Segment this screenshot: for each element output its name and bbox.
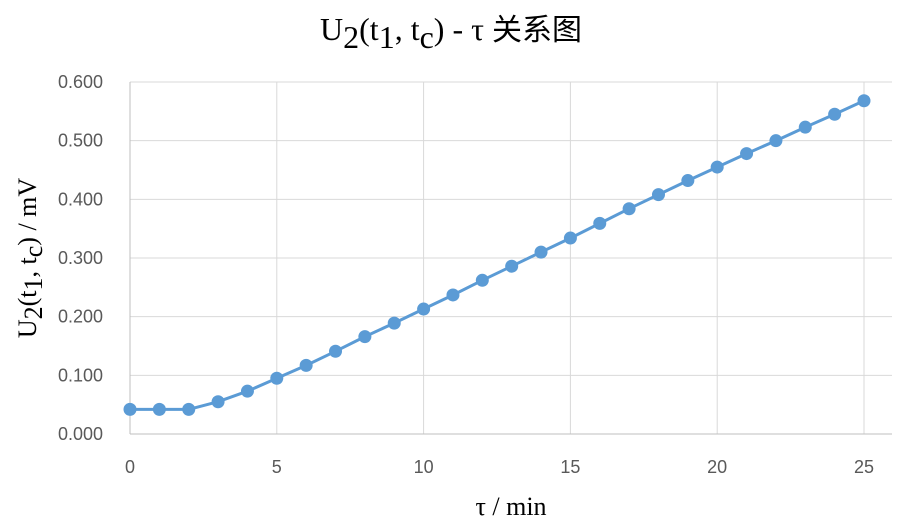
y-axis-title-main: U	[13, 319, 42, 338]
chart-title-main: U	[320, 11, 343, 47]
chart-title-mid1: (t	[359, 11, 379, 47]
data-point	[710, 160, 724, 174]
data-point	[358, 330, 372, 344]
y-tick-labels: 0.000 0.100 0.200 0.300 0.400 0.500 0.600	[58, 72, 103, 444]
data-point	[857, 94, 871, 108]
chart-title-sub1: 2	[343, 19, 359, 55]
data-point	[651, 188, 665, 202]
chart-title-sub2: 1	[379, 19, 395, 55]
data-point	[740, 147, 754, 161]
chart-title-sub3: c	[420, 19, 434, 55]
y-axis-title-end: ) / mV	[13, 178, 42, 246]
data-point	[534, 245, 548, 259]
chart-title: U2(t1, tc) - τ 关系图	[320, 11, 582, 55]
y-axis-title-sub3: c	[19, 246, 48, 258]
chart-title-mid2: , t	[395, 11, 420, 47]
data-point	[270, 371, 284, 385]
x-tick-label: 5	[272, 457, 282, 477]
data-point	[828, 107, 842, 121]
y-tick-label: 0.300	[58, 248, 103, 268]
y-tick-label: 0.600	[58, 72, 103, 92]
x-tick-label: 25	[854, 457, 874, 477]
series-line	[130, 99, 865, 411]
data-point	[152, 402, 166, 416]
data-point	[387, 316, 401, 330]
y-axis-title-sub1: 2	[19, 306, 48, 319]
y-axis-title: U2(t1, tc) / mV	[13, 178, 48, 339]
data-point	[329, 344, 343, 358]
y-axis-title-mid1: (t	[13, 290, 42, 307]
x-tick-labels: 0 5 10 15 20 25	[125, 457, 874, 477]
chart-title-end: ) - τ	[434, 11, 492, 47]
x-axis-title: τ / min	[475, 492, 546, 521]
y-tick-label: 0.100	[58, 365, 103, 385]
data-point	[211, 395, 225, 409]
data-point	[417, 302, 431, 316]
data-point	[475, 273, 489, 287]
x-tick-label: 10	[414, 457, 434, 477]
y-tick-label: 0.500	[58, 131, 103, 151]
data-point	[182, 402, 196, 416]
gridlines	[130, 81, 892, 434]
data-point	[593, 216, 607, 230]
data-point	[123, 402, 137, 416]
data-point	[240, 384, 254, 398]
y-tick-label: 0.200	[58, 307, 103, 327]
series	[123, 94, 871, 416]
data-point	[622, 202, 636, 216]
x-tick-label: 15	[560, 457, 580, 477]
data-point	[798, 120, 812, 134]
axes	[129, 82, 892, 435]
data-point	[681, 174, 695, 188]
x-tick-label: 0	[125, 457, 135, 477]
data-point	[769, 134, 783, 148]
data-point	[563, 231, 577, 245]
y-axis-title-mid2: , t	[13, 257, 42, 278]
y-tick-label: 0.400	[58, 189, 103, 209]
data-point	[505, 259, 519, 273]
data-point	[446, 288, 460, 302]
y-axis-title-sub2: 1	[19, 278, 48, 291]
x-tick-label: 20	[707, 457, 727, 477]
data-point	[299, 358, 313, 372]
chart-title-cjk: 关系图	[492, 13, 582, 48]
y-tick-label: 0.000	[58, 424, 103, 444]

= = = =

- [What you are asked to do]
Recast every line of the entries above as a JSON list of strings, one string per line, with blank lines omitted. Leave the pictures out of the list.

- [Output of the exercise]
[
  "Segment this screenshot: for each element output its name and bbox.",
  "y-axis-title-main: U\t[13, 319, 42, 338]",
  "chart-title-main: U\t[320, 11, 343, 47]",
  "chart-title-mid1: (t\t[359, 11, 379, 47]",
  "data-point\t[710, 160, 724, 174]",
  "data-point\t[358, 330, 372, 344]",
  "y-tick-labels: 0.000 0.100 0.200 0.300 0.400 0.500 0.600\t[58, 72, 103, 444]",
  "data-point\t[857, 94, 871, 108]",
  "chart-title-sub1: 2\t[343, 19, 359, 55]",
  "data-point\t[651, 188, 665, 202]",
  "chart-title-sub2: 1\t[379, 19, 395, 55]",
  "data-point\t[740, 147, 754, 161]",
  "chart-title-sub3: c\t[420, 19, 434, 55]",
  "y-axis-title-end: ) / mV\t[13, 178, 42, 246]",
  "data-point\t[534, 245, 548, 259]",
  "chart-title: U2(t1, tc) - τ 关系图\t[320, 11, 582, 55]",
  "y-axis-title-sub3: c\t[19, 246, 48, 258]",
  "chart-title-mid2: , t\t[395, 11, 420, 47]",
  "data-point\t[270, 371, 284, 385]",
  "x-tick-label: 5\t[272, 457, 282, 477]",
  "data-point\t[828, 107, 842, 121]",
  "y-tick-label: 0.300\t[58, 248, 103, 268]",
  "y-tick-label: 0.600\t[58, 72, 103, 92]",
  "x-tick-label: 25\t[854, 457, 874, 477]",
  "series-line\t[130, 99, 865, 411]",
  "data-point\t[152, 402, 166, 416]",
  "data-point\t[387, 316, 401, 330]",
  "y-axis-title-sub1: 2\t[19, 306, 48, 319]",
  "y-axis-title: U2(t1, tc) / mV\t[13, 178, 48, 339]",
  "data-point\t[329, 344, 343, 358]",
  "y-axis-title-mid1: (t\t[13, 290, 42, 307]",
  "x-tick-labels: 0 5 10 15 20 25\t[125, 457, 874, 477]",
  "chart-title-end: ) - τ\t[434, 11, 492, 47]",
  "x-axis-title: τ / min\t[475, 492, 546, 521]",
  "y-tick-label: 0.100\t[58, 365, 103, 385]",
  "data-point\t[211, 395, 225, 409]",
  "data-point\t[417, 302, 431, 316]",
  "data-point\t[475, 273, 489, 287]",
  "x-tick-label: 10\t[414, 457, 434, 477]",
  "y-tick-label: 0.500\t[58, 131, 103, 151]",
  "data-point\t[182, 402, 196, 416]",
  "gridlines\t[130, 81, 892, 434]",
  "data-point\t[593, 216, 607, 230]",
  "data-point\t[123, 402, 137, 416]",
  "data-point\t[240, 384, 254, 398]",
  "y-tick-label: 0.200\t[58, 307, 103, 327]",
  "series\t[123, 94, 871, 416]",
  "data-point\t[622, 202, 636, 216]",
  "x-tick-label: 15\t[560, 457, 580, 477]",
  "data-point\t[798, 120, 812, 134]",
  "axes\t[129, 82, 892, 435]",
  "data-point\t[681, 174, 695, 188]",
  "x-tick-label: 0\t[125, 457, 135, 477]",
  "data-point\t[769, 134, 783, 148]",
  "data-point\t[563, 231, 577, 245]",
  "y-axis-title-mid2: , t\t[13, 257, 42, 278]",
  "y-tick-label: 0.400\t[58, 189, 103, 209]",
  "data-point\t[505, 259, 519, 273]",
  "data-point\t[446, 288, 460, 302]",
  "y-axis-title-sub2: 1\t[19, 278, 48, 291]",
  "x-tick-label: 20\t[707, 457, 727, 477]",
  "data-point\t[299, 358, 313, 372]",
  "chart-title-cjk: 关系图\t[492, 13, 582, 48]",
  "y-tick-label: 0.000\t[58, 424, 103, 444]"
]